*Exercise prompt*. Each entry needs to be restated exactly as written.

*Listed entries*.
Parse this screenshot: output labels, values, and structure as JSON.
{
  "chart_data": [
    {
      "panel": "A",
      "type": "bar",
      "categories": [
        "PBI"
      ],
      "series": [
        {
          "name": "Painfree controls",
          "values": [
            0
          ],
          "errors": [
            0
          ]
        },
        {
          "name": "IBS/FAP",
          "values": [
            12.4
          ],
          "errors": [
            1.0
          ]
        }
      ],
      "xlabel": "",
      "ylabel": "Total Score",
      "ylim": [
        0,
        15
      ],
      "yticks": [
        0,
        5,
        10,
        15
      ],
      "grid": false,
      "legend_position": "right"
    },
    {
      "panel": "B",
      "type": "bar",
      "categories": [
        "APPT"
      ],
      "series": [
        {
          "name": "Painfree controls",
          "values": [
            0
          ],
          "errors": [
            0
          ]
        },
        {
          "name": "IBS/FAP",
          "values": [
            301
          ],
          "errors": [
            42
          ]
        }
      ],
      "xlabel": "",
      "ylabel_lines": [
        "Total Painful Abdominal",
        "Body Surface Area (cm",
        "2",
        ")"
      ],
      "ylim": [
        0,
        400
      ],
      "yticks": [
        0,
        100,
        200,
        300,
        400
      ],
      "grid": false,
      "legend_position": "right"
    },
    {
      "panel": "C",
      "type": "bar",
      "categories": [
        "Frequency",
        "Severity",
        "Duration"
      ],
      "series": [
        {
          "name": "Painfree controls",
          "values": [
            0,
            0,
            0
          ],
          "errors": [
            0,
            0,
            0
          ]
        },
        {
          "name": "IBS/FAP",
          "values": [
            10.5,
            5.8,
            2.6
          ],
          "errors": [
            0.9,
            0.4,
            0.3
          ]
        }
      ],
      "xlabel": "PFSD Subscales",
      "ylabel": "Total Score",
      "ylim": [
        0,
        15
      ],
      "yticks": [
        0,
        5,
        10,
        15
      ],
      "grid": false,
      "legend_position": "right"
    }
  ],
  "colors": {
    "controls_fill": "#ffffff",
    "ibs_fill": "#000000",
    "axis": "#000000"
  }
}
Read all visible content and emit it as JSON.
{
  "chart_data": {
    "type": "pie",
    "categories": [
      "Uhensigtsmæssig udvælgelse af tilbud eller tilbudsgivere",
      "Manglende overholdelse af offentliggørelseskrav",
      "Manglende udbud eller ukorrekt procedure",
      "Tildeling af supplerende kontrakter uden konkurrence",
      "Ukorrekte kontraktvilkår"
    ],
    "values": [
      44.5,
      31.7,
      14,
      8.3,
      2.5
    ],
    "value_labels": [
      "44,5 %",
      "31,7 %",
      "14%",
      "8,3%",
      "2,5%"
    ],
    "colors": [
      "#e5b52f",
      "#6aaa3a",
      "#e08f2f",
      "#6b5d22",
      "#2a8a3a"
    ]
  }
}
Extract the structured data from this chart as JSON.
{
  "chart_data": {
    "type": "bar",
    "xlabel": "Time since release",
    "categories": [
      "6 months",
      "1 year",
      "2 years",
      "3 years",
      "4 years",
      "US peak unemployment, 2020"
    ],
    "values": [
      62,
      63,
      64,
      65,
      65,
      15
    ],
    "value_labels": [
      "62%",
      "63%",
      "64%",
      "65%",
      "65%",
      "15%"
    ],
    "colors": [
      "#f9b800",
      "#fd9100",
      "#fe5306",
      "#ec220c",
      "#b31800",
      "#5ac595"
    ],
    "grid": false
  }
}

*Response to the task*.
Parse this screenshot: output labels, values, and structure as JSON.
{
  "chart_data": [
    {
      "panel": "A",
      "type": "bar",
      "categories": [
        "PBI"
      ],
      "series": [
        {
          "name": "Painfree controls",
          "values": [
            0
          ],
          "errors": [
            0
          ]
        },
        {
          "name": "IBS/FAP",
          "values": [
            12.4
          ],
          "errors": [
            1.0
          ]
        }
      ],
      "xlabel": "",
      "ylabel": "Total Score",
      "ylim": [
        0,
        15
      ],
      "yticks": [
        0,
        5,
        10,
        15
      ],
      "grid": false,
      "legend_position": "right"
    },
    {
      "panel": "B",
      "type": "bar",
      "categories": [
        "APPT"
      ],
      "series": [
        {
          "name": "Painfree controls",
          "values": [
            0
          ],
          "errors": [
            0
          ]
        },
        {
          "name": "IBS/FAP",
          "values": [
            301
          ],
          "errors": [
            42
          ]
        }
      ],
      "xlabel": "",
      "ylabel_lines": [
        "Total Painful Abdominal",
        "Body Surface Area (cm",
        "2",
        ")"
      ],
      "ylim": [
        0,
        400
      ],
      "yticks": [
        0,
        100,
        200,
        300,
        400
      ],
      "grid": false,
      "legend_position": "right"
    },
    {
      "panel": "C",
      "type": "bar",
      "categories": [
        "Frequency",
        "Severity",
        "Duration"
      ],
      "series": [
        {
          "name": "Painfree controls",
          "values": [
            0,
            0,
            0
          ],
          "errors": [
            0,
            0,
            0
          ]
        },
        {
          "name": "IBS/FAP",
          "values": [
            10.5,
            5.8,
            2.6
          ],
          "errors": [
            0.9,
            0.4,
            0.3
          ]
        }
      ],
      "xlabel": "PFSD Subscales",
      "ylabel": "Total Score",
      "ylim": [
        0,
        15
      ],
      "yticks": [
        0,
        5,
        10,
        15
      ],
      "grid": false,
      "legend_position": "right"
    }
  ],
  "colors": {
    "controls_fill": "#ffffff",
    "ibs_fill": "#000000",
    "axis": "#000000"
  }
}
Read all visible content and emit it as JSON.
{
  "chart_data": {
    "type": "pie",
    "categories": [
      "Uhensigtsmæssig udvælgelse af tilbud eller tilbudsgivere",
      "Manglende overholdelse af offentliggørelseskrav",
      "Manglende udbud eller ukorrekt procedure",
      "Tildeling af supplerende kontrakter uden konkurrence",
      "Ukorrekte kontraktvilkår"
    ],
    "values": [
      44.5,
      31.7,
      14,
      8.3,
      2.5
    ],
    "value_labels": [
      "44,5 %",
      "31,7 %",
      "14%",
      "8,3%",
      "2,5%"
    ],
    "colors": [
      "#e5b52f",
      "#6aaa3a",
      "#e08f2f",
      "#6b5d22",
      "#2a8a3a"
    ]
  }
}
Extract the structured data from this chart as JSON.
{
  "chart_data": {
    "type": "bar",
    "xlabel": "Time since release",
    "categories": [
      "6 months",
      "1 year",
      "2 years",
      "3 years",
      "4 years",
      "US peak unemployment, 2020"
    ],
    "values": [
      62,
      63,
      64,
      65,
      65,
      15
    ],
    "value_labels": [
      "62%",
      "63%",
      "64%",
      "65%",
      "65%",
      "15%"
    ],
    "colors": [
      "#f9b800",
      "#fd9100",
      "#fe5306",
      "#ec220c",
      "#b31800",
      "#5ac595"
    ],
    "grid": false
  }
}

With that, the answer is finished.